Tally up the lines that include "values" and state that number by itself.

-------- Data shown

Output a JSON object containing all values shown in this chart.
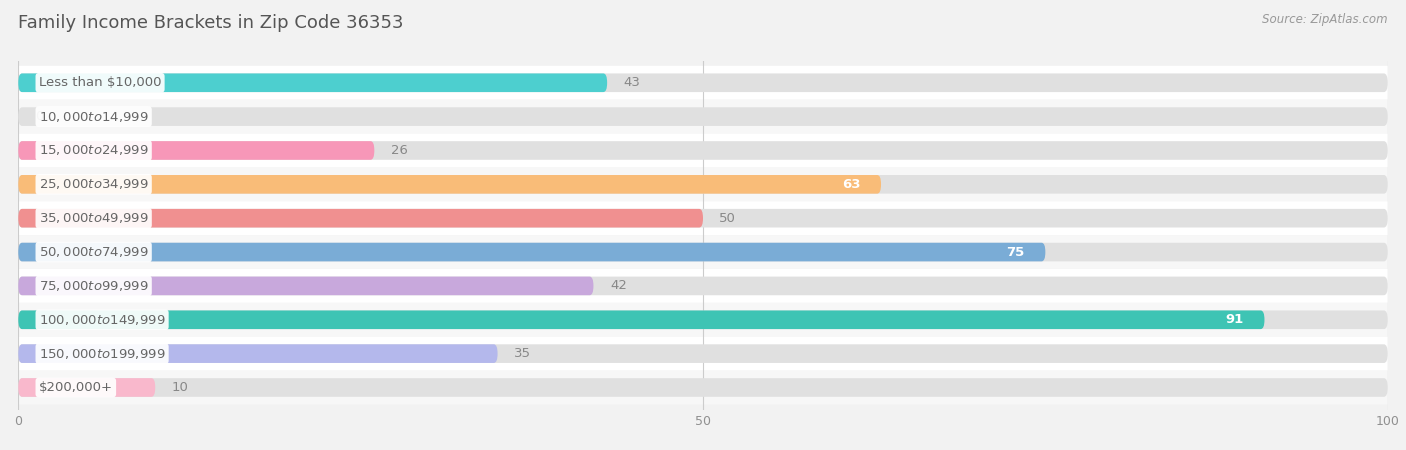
{
  "title": "Family Income Brackets in Zip Code 36353",
  "source": "Source: ZipAtlas.com",
  "categories": [
    "Less than $10,000",
    "$10,000 to $14,999",
    "$15,000 to $24,999",
    "$25,000 to $34,999",
    "$35,000 to $49,999",
    "$50,000 to $74,999",
    "$75,000 to $99,999",
    "$100,000 to $149,999",
    "$150,000 to $199,999",
    "$200,000+"
  ],
  "values": [
    43,
    0,
    26,
    63,
    50,
    75,
    42,
    91,
    35,
    10
  ],
  "colors": [
    "#4dcfcf",
    "#b0aade",
    "#f797b8",
    "#f9bc78",
    "#f09090",
    "#7aacd6",
    "#c8a8dc",
    "#3ec4b4",
    "#b4b8ec",
    "#f9b8cc"
  ],
  "xlim": [
    0,
    100
  ],
  "fig_bg": "#f2f2f2",
  "row_bg_odd": "#ffffff",
  "row_bg_even": "#f7f7f7",
  "bar_track_color": "#e0e0e0",
  "label_box_color": "#ffffff",
  "title_color": "#555555",
  "label_color": "#666666",
  "value_color_outside": "#888888",
  "title_fontsize": 13,
  "label_fontsize": 9.5,
  "value_fontsize": 9.5,
  "source_fontsize": 8.5,
  "bar_height": 0.55,
  "n_bars": 10,
  "xticks": [
    0,
    50,
    100
  ]
}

----------------

» Exercise response: 2